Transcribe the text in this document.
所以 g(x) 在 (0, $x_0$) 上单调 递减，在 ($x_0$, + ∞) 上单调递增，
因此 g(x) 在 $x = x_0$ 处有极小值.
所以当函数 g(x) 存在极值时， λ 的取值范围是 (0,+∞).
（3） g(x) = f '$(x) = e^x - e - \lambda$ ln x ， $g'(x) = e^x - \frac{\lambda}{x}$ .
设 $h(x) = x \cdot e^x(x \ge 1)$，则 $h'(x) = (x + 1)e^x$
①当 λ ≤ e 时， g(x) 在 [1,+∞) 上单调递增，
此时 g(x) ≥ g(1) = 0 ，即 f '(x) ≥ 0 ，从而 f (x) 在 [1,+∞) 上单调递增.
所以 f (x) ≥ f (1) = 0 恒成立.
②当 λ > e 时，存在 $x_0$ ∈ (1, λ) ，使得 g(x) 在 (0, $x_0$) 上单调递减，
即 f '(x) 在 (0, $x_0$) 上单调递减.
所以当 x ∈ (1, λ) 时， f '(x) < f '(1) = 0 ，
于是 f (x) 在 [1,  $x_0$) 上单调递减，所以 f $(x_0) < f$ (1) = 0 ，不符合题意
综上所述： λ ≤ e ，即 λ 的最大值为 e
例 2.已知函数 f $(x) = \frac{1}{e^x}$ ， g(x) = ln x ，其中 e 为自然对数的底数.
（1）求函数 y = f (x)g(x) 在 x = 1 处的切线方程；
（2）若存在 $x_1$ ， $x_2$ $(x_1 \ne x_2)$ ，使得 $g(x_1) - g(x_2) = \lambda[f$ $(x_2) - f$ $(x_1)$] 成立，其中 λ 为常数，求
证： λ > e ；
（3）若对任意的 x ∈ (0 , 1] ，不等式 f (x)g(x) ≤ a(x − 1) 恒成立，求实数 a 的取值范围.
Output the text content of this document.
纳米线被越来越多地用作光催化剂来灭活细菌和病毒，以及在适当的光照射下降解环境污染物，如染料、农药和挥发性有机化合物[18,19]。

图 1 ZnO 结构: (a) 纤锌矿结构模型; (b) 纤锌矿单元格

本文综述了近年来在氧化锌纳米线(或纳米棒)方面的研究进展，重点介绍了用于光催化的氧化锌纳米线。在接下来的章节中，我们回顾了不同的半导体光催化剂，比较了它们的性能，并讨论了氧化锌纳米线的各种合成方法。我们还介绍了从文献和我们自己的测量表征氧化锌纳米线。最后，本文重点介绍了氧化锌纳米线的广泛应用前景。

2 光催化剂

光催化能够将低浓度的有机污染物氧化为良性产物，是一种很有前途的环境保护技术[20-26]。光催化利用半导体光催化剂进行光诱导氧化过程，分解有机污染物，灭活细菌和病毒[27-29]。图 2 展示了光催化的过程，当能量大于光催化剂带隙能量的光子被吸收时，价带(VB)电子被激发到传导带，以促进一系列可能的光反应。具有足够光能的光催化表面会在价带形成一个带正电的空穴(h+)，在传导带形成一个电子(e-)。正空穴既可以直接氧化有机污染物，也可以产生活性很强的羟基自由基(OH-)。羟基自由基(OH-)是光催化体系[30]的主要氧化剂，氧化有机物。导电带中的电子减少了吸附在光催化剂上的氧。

---

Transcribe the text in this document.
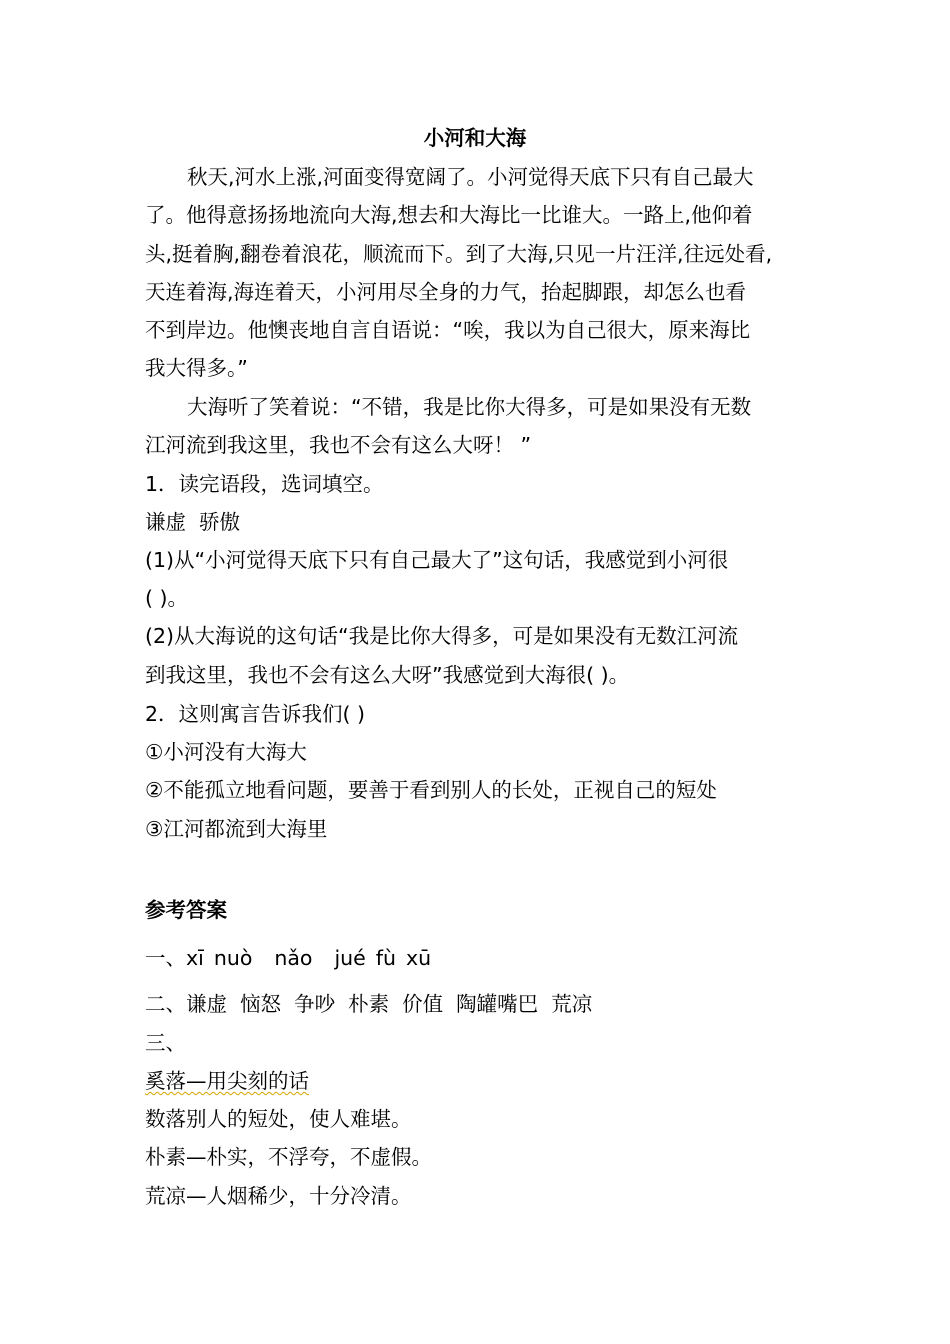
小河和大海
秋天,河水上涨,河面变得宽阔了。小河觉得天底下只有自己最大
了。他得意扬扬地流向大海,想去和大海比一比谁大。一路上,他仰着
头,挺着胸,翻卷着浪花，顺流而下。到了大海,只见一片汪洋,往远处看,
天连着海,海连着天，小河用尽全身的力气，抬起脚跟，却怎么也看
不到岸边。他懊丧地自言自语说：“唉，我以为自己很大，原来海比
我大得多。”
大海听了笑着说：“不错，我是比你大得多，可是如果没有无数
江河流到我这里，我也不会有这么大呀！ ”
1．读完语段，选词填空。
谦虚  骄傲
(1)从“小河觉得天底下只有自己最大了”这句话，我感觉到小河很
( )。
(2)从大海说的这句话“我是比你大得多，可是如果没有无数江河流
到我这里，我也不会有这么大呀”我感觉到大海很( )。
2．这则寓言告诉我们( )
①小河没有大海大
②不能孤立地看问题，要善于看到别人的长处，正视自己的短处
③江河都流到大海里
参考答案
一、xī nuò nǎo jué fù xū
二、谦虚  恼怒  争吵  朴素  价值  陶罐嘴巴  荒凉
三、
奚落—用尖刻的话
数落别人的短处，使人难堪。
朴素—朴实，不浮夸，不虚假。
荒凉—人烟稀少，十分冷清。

### Problem requirements
Examine the listing and say how many of its lines contain the string "我也不会有这么大呀". Give the number alone.

### Task solution
2